(TASK TO CARRY OUT): Read the records below and copy each line that contains "file".

(AVAILABLE RECORDS):
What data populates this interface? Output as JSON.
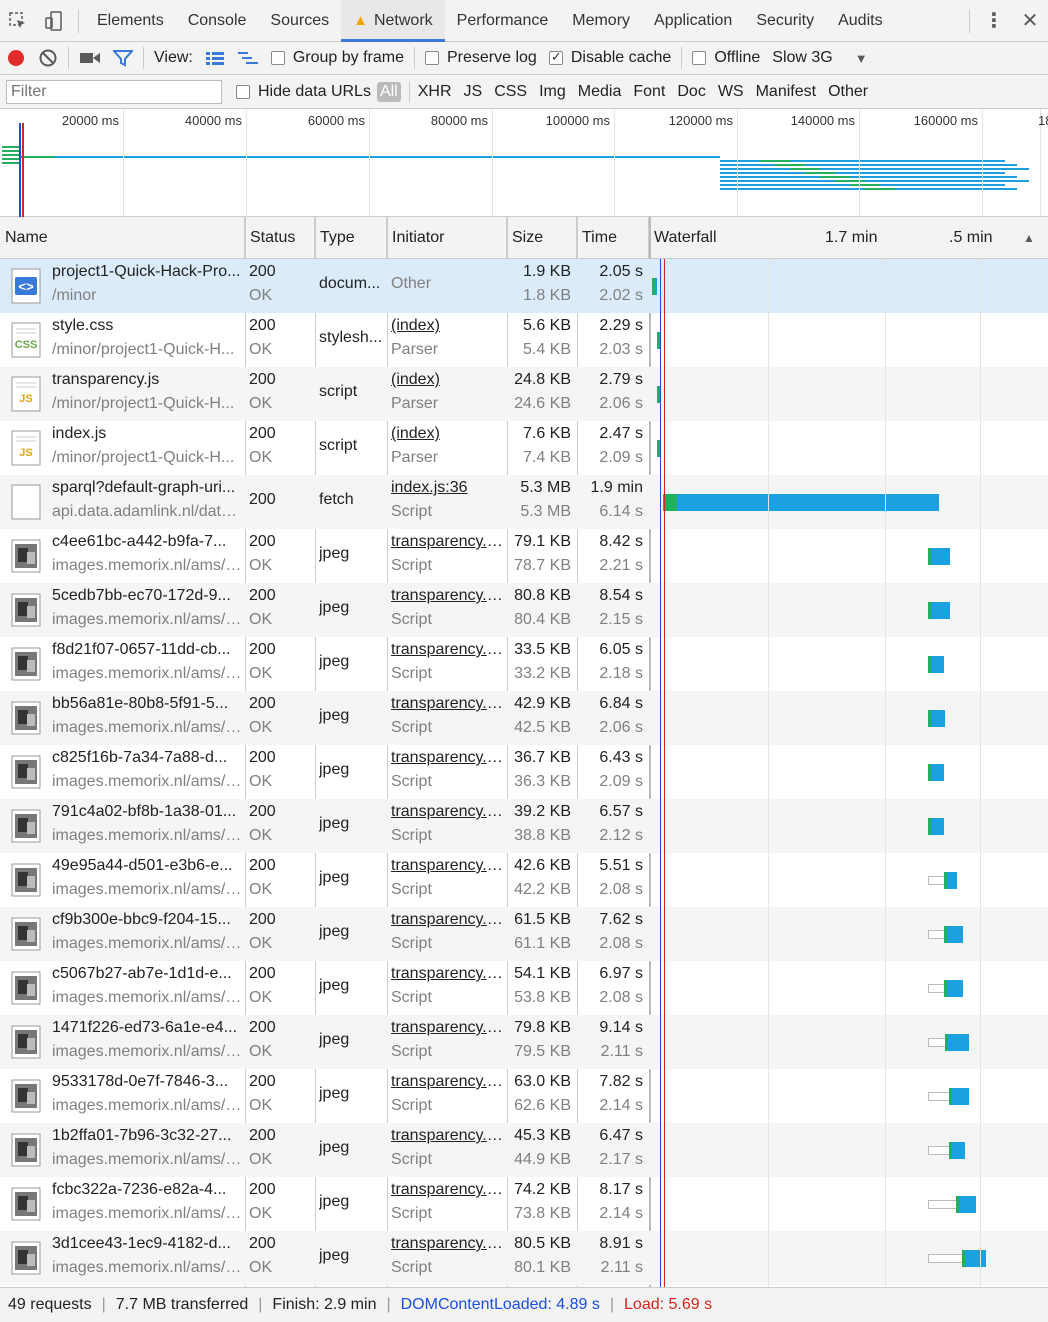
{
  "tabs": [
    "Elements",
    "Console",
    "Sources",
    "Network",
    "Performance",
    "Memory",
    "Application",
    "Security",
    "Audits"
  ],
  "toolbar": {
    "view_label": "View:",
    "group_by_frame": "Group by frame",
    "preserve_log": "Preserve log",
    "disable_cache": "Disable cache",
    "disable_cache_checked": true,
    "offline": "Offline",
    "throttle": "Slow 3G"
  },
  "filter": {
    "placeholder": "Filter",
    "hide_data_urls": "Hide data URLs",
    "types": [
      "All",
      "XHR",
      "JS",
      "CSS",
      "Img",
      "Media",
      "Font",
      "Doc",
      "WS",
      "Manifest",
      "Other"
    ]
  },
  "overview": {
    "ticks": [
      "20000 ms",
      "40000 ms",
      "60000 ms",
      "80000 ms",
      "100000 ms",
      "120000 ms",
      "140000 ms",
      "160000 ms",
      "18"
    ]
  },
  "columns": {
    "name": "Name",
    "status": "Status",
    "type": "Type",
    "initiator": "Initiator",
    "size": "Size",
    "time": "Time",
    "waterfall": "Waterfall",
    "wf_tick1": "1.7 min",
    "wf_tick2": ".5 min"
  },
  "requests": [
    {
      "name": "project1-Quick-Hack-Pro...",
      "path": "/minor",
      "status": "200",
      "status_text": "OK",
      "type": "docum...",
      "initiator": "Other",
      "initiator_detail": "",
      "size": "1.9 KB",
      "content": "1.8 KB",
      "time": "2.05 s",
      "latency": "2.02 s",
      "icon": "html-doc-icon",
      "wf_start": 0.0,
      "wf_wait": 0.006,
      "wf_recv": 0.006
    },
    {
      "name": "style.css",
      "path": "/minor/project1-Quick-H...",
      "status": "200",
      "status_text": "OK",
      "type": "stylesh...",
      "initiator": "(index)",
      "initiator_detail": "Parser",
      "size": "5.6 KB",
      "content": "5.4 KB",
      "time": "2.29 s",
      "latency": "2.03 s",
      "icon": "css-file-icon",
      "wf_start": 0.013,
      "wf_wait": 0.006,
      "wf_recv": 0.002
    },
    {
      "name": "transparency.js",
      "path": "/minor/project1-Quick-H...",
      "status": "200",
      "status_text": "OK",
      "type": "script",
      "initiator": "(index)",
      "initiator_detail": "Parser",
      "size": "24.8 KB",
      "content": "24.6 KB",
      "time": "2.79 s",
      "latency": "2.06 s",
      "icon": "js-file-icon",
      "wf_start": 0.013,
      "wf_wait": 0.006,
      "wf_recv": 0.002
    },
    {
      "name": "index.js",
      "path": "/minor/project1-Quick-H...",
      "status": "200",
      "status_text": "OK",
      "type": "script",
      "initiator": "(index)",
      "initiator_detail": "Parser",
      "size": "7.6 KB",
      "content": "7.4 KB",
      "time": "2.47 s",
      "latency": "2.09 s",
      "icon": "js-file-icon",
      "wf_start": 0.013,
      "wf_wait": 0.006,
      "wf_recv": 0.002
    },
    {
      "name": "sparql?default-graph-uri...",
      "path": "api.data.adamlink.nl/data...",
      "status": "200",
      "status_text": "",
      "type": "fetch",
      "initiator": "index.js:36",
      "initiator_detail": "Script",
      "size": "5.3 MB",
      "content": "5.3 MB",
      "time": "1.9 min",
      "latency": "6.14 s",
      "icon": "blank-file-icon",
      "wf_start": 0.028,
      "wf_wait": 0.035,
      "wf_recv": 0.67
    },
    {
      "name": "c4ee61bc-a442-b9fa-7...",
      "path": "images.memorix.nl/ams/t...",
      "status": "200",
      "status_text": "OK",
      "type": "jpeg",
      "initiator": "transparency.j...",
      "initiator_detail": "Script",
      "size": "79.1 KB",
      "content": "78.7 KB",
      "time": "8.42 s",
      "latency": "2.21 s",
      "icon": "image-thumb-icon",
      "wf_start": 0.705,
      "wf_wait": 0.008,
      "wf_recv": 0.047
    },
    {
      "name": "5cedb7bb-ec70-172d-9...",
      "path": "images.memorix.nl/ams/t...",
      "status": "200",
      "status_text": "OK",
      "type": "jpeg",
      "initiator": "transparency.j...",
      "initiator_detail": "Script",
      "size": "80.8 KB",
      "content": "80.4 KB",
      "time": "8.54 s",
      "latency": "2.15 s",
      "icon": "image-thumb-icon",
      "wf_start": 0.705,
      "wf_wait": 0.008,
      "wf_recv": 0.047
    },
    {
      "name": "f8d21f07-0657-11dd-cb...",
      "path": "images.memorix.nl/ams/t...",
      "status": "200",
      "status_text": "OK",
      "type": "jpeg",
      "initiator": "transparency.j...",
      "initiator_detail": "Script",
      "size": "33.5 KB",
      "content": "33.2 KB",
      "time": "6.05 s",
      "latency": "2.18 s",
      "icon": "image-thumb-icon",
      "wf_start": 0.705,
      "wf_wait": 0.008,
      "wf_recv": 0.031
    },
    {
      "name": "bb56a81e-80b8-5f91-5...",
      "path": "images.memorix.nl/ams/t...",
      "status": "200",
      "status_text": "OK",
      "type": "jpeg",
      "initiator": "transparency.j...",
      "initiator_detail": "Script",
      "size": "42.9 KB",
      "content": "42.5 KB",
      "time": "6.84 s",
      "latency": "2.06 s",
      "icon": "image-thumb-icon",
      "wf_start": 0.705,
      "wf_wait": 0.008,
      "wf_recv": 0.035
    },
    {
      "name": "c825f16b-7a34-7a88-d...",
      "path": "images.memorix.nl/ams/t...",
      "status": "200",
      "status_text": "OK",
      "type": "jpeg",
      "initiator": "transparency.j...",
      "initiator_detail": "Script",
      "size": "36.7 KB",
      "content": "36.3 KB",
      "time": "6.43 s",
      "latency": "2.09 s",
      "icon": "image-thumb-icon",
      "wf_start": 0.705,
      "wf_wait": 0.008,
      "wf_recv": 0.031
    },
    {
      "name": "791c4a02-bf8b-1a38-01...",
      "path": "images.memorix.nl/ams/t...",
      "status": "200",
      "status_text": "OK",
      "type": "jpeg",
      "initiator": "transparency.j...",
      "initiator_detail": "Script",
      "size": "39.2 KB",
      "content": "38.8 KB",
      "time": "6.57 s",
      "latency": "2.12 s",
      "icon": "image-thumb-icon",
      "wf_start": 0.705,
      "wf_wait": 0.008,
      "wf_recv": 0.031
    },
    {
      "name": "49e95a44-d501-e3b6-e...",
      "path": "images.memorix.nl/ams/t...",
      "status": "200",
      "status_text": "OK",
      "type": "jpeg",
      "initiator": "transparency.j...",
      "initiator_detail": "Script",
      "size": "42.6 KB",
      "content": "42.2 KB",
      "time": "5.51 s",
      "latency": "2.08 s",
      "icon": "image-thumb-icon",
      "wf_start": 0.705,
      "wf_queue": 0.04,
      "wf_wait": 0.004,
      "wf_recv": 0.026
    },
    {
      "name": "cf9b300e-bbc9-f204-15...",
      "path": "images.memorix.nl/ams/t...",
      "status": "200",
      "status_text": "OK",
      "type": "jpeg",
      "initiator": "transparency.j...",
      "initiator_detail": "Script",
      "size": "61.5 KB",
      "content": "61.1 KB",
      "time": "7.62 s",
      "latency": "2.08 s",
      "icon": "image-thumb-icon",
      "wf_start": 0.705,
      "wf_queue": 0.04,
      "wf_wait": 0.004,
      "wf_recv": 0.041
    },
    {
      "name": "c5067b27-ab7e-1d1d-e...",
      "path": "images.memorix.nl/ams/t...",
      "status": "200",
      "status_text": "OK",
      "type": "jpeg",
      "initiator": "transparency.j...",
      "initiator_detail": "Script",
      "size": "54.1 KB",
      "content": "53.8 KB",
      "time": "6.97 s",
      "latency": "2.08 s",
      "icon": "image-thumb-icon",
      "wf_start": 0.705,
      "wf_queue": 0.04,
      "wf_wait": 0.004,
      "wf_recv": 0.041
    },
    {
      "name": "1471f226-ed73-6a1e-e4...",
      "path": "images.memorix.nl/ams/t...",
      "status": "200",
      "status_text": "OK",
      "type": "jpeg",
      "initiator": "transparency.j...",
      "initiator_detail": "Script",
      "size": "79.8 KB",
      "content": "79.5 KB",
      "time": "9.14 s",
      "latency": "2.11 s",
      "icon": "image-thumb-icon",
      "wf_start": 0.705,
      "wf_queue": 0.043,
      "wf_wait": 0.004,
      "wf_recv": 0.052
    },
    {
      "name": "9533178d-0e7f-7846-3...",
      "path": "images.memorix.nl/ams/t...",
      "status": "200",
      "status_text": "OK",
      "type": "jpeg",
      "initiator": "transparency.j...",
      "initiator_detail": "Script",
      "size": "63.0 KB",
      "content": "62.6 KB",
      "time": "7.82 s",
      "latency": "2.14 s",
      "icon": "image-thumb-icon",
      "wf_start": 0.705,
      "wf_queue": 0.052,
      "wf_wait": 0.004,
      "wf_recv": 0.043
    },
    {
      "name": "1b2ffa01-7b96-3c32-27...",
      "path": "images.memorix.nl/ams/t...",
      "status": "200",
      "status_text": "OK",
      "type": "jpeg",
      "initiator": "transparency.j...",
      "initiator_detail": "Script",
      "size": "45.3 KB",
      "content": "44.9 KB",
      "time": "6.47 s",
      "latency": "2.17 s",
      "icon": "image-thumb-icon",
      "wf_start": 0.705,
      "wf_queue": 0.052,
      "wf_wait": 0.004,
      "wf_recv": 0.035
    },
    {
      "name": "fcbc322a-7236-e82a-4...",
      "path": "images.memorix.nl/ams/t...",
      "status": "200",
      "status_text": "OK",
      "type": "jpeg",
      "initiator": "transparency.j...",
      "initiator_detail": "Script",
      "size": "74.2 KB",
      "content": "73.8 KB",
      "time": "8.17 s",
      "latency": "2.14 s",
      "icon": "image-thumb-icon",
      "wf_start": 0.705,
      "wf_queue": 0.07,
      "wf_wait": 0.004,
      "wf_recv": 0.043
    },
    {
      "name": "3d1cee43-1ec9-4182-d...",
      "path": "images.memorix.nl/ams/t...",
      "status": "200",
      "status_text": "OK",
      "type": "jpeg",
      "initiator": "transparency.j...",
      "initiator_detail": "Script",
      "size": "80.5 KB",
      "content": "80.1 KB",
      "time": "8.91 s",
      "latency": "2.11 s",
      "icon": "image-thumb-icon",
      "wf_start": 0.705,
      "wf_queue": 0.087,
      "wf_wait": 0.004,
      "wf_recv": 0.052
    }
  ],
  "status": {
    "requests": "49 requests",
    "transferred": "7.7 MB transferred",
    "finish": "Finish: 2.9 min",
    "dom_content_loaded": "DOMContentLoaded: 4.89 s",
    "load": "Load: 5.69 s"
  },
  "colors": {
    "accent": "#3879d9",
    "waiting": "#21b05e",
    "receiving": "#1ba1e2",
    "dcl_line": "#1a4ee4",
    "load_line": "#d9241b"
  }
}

(EXERCISE ANSWER):
      "icon": "css-file-icon",
      "icon": "js-file-icon",
      "icon": "js-file-icon",
      "icon": "blank-file-icon",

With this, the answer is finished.